PROVIDED MATERIAL -
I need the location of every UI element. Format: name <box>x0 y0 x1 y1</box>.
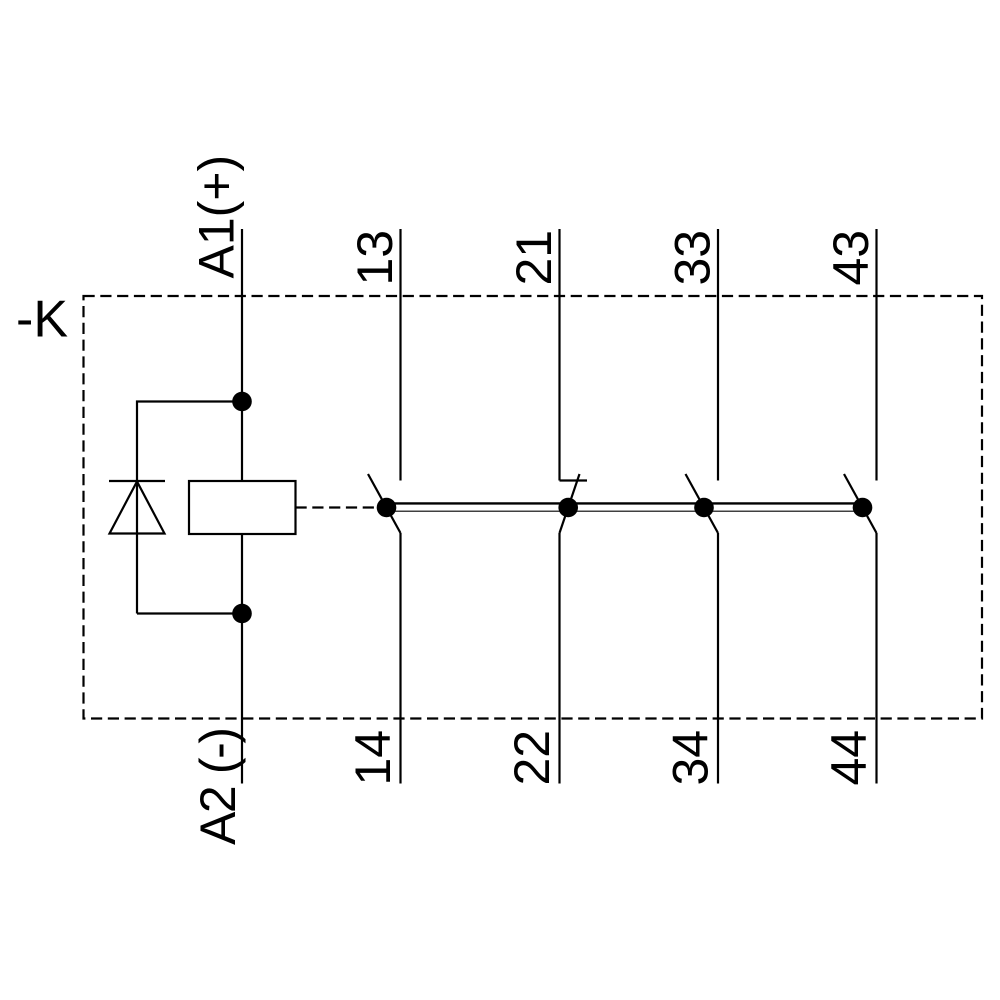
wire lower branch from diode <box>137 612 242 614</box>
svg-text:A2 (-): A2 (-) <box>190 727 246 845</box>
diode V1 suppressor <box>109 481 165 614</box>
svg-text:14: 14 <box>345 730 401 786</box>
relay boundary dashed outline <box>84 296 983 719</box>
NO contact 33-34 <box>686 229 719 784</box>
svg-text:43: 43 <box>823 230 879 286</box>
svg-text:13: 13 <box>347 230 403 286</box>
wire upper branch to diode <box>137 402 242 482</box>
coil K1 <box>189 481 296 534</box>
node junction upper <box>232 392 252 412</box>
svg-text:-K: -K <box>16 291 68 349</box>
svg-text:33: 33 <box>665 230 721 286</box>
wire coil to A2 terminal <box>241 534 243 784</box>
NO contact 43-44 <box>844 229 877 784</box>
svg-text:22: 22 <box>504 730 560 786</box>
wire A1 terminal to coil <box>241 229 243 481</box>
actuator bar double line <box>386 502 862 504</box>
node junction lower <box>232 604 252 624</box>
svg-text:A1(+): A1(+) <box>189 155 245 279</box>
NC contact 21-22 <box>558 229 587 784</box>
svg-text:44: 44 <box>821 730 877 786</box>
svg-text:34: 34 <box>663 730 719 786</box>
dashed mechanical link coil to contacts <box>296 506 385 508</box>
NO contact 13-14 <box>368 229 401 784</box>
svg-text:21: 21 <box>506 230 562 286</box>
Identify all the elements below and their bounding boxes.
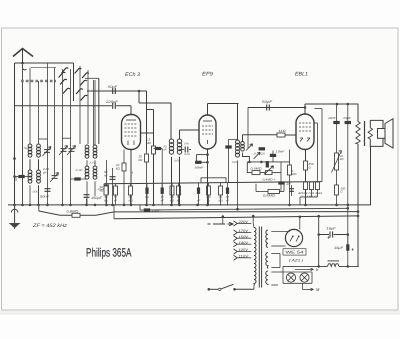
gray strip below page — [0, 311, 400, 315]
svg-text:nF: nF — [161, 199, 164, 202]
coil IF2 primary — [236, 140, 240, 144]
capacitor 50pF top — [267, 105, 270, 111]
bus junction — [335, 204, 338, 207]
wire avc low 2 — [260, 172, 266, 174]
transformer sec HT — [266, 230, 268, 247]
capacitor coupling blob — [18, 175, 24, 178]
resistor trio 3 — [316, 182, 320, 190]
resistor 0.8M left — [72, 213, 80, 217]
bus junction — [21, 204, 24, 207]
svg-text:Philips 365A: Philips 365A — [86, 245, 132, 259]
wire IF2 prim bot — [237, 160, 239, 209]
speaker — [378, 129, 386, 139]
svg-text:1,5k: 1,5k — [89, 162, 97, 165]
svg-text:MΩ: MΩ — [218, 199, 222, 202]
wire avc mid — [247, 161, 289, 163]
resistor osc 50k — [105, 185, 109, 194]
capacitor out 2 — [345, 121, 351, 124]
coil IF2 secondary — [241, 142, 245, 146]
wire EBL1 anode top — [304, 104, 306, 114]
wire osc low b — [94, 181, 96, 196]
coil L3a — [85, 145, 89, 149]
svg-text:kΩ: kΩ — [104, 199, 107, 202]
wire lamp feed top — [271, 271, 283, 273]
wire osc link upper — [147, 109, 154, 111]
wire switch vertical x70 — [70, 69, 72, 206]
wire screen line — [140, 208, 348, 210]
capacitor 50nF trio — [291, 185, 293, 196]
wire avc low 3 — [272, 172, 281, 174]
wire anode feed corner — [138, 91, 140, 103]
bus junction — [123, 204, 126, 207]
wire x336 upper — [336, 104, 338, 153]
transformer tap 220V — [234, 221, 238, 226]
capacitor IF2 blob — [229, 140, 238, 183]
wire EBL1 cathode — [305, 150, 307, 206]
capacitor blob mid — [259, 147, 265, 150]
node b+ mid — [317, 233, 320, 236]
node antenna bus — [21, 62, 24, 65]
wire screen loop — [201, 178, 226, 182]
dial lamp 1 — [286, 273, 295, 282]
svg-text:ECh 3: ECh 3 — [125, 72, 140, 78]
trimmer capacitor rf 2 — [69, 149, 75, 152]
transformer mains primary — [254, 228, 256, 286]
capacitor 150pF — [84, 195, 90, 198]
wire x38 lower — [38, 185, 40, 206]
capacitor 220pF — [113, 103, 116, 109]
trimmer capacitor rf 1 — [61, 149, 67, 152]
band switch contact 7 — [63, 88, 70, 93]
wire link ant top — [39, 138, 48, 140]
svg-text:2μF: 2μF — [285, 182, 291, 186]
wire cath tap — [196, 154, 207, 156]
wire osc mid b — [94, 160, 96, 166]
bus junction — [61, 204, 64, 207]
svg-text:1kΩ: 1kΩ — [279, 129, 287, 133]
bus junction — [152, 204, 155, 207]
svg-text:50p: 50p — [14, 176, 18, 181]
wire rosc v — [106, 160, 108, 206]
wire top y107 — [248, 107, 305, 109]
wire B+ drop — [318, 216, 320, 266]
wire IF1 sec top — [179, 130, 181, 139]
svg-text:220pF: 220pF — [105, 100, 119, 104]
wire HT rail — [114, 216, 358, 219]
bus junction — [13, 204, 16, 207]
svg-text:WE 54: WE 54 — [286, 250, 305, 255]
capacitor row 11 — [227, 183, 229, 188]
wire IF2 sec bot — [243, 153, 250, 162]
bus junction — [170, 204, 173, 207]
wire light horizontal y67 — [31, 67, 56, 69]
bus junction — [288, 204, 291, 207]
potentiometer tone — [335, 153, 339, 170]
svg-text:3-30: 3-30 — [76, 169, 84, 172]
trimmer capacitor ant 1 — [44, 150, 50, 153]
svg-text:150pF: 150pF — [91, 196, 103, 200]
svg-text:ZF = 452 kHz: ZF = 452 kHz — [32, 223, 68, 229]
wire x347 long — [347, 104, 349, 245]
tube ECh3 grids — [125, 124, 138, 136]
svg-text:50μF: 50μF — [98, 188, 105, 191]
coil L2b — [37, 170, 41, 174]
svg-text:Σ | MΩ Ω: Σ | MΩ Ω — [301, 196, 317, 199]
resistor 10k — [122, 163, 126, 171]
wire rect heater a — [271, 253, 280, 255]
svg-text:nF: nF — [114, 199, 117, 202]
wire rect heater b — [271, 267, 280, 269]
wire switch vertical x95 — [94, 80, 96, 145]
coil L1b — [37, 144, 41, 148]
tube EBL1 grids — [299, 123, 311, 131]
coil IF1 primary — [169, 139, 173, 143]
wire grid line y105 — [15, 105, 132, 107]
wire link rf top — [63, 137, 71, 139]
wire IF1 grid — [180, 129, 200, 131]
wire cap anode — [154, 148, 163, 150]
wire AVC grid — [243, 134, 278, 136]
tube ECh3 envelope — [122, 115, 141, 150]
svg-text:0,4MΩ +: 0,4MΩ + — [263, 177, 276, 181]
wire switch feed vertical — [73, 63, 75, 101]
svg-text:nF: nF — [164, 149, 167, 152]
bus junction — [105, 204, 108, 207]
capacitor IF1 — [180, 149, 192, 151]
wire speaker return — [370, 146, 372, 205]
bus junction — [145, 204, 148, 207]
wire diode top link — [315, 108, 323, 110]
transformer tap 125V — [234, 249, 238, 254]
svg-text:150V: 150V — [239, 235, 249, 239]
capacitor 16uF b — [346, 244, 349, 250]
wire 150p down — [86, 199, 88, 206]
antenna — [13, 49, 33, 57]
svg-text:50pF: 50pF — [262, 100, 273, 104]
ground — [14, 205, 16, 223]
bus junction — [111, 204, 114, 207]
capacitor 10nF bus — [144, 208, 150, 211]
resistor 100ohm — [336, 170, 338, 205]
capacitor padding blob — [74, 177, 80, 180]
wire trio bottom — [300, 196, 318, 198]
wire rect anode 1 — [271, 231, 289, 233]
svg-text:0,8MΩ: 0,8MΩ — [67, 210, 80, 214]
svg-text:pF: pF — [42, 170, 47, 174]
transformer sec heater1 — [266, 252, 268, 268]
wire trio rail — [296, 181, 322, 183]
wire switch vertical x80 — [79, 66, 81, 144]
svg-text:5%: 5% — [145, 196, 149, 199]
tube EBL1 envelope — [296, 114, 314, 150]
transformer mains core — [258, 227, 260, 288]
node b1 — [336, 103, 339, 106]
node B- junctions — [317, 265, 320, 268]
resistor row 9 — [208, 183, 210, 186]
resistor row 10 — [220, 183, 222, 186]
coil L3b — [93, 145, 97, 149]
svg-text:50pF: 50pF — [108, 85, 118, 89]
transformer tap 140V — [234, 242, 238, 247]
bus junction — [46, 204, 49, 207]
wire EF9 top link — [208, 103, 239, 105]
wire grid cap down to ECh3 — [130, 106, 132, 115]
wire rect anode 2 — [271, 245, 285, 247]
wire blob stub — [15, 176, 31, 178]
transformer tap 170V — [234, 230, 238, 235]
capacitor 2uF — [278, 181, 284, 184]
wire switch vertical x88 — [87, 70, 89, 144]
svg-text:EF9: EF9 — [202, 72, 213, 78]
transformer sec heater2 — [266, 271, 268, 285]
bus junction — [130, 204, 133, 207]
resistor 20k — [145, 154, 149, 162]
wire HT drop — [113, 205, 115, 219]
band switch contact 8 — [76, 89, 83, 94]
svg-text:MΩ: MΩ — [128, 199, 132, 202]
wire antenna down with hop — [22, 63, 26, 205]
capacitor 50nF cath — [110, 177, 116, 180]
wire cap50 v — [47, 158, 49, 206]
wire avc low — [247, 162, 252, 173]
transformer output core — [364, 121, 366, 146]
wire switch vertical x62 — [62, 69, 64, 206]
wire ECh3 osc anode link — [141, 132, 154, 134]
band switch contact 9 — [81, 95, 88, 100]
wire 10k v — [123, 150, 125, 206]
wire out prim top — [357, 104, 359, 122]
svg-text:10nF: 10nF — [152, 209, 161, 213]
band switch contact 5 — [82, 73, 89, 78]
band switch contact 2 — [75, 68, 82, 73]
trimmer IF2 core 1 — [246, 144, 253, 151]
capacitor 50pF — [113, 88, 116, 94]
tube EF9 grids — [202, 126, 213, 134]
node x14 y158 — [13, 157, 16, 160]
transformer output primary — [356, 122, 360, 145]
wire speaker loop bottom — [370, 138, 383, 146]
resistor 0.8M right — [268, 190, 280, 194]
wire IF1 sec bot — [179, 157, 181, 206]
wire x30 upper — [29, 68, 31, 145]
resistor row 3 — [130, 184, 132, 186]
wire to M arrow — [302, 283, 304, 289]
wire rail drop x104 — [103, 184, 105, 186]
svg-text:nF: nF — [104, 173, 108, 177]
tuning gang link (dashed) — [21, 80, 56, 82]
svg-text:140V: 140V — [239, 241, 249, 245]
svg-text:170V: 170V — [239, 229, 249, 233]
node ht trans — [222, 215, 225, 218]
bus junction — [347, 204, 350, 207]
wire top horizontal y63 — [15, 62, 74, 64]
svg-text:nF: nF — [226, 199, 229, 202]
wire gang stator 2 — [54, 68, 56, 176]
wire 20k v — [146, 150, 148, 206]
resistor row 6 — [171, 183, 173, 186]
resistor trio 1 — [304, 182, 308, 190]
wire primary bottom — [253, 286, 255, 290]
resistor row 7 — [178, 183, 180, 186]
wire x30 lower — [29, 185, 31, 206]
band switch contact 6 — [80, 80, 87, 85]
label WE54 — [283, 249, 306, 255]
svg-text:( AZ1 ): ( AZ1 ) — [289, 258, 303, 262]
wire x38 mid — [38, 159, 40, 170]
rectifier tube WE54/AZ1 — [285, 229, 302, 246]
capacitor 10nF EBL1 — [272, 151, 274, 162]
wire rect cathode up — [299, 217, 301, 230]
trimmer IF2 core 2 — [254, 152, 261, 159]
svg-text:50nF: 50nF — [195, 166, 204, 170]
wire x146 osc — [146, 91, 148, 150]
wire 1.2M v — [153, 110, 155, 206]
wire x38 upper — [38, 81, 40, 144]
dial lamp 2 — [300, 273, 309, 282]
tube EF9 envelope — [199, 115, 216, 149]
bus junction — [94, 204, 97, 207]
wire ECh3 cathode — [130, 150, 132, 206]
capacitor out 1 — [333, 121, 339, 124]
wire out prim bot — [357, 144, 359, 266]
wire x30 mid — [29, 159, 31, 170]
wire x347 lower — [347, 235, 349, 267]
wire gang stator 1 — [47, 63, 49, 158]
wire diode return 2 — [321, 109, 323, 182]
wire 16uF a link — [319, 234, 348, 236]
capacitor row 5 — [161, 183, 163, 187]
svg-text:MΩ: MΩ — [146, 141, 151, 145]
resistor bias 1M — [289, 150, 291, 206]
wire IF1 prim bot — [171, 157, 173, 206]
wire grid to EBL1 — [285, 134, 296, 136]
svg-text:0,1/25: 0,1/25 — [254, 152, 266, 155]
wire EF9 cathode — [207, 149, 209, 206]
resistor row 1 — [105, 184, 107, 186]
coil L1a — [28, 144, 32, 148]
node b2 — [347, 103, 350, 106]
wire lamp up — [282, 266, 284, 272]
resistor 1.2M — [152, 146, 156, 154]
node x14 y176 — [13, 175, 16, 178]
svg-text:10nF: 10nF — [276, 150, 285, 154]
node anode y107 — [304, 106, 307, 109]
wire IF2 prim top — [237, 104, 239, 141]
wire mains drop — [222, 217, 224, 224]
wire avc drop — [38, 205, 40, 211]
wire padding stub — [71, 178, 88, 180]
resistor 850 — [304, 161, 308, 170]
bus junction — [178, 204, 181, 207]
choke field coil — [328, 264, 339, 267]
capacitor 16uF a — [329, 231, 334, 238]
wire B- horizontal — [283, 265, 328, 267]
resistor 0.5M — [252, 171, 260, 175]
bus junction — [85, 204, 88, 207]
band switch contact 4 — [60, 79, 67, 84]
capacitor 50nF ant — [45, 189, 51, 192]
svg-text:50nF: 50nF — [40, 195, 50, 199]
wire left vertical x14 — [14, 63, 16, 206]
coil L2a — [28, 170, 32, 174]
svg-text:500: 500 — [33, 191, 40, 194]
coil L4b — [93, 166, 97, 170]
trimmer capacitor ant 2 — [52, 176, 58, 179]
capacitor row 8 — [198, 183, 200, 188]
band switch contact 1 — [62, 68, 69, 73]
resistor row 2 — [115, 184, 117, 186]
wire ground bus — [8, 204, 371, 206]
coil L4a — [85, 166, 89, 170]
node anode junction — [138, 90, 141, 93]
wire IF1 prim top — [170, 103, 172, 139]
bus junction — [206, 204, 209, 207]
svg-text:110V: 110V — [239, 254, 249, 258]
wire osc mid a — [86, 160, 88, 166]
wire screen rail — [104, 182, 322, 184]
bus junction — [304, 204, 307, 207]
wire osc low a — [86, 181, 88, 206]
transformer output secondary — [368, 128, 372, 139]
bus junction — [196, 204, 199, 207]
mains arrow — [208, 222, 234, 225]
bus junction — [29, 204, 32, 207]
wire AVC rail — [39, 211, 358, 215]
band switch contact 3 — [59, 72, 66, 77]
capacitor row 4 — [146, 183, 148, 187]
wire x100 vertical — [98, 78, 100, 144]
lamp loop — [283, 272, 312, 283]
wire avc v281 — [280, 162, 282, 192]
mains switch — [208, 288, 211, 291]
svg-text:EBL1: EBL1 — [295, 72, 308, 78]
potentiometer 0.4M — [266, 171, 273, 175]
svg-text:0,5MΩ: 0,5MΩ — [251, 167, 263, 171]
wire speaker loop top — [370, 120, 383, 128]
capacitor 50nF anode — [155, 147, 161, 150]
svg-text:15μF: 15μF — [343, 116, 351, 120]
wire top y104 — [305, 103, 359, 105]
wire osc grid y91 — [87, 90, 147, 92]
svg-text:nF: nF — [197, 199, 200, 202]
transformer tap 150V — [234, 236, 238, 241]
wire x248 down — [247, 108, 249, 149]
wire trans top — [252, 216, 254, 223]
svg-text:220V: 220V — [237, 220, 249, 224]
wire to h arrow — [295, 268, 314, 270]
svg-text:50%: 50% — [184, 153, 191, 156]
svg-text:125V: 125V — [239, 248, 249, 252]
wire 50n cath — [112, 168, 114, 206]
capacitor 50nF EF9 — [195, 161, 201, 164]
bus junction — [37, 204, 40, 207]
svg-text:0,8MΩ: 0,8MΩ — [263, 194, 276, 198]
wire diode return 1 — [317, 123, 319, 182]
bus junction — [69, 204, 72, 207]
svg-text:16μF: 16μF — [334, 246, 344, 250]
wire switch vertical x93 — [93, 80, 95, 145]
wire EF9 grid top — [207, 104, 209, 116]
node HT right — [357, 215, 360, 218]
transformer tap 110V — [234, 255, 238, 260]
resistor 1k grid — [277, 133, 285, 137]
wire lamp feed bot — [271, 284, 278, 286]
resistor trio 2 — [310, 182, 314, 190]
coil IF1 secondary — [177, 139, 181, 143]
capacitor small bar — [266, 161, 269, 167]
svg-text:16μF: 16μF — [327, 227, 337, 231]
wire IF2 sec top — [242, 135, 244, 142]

REQUIRED WORK - Extract every line of the listing that contains the string "link", matching case exactly.

SOLUTION TO THIS PROBLEM -
dashed mechanical link coil to contacts <box>296 506 385 508</box>
wire osc link upper — [147, 109, 154, 111]
wire link ant top — [39, 138, 48, 140]
wire link rf top — [63, 137, 71, 139]
wire diode top link — [315, 108, 323, 110]
wire EF9 top link — [208, 103, 239, 105]
wire ECh3 osc anode link — [141, 132, 154, 134]
tuning gang link (dashed) — [21, 80, 56, 82]
wire 16uF a link — [319, 234, 348, 236]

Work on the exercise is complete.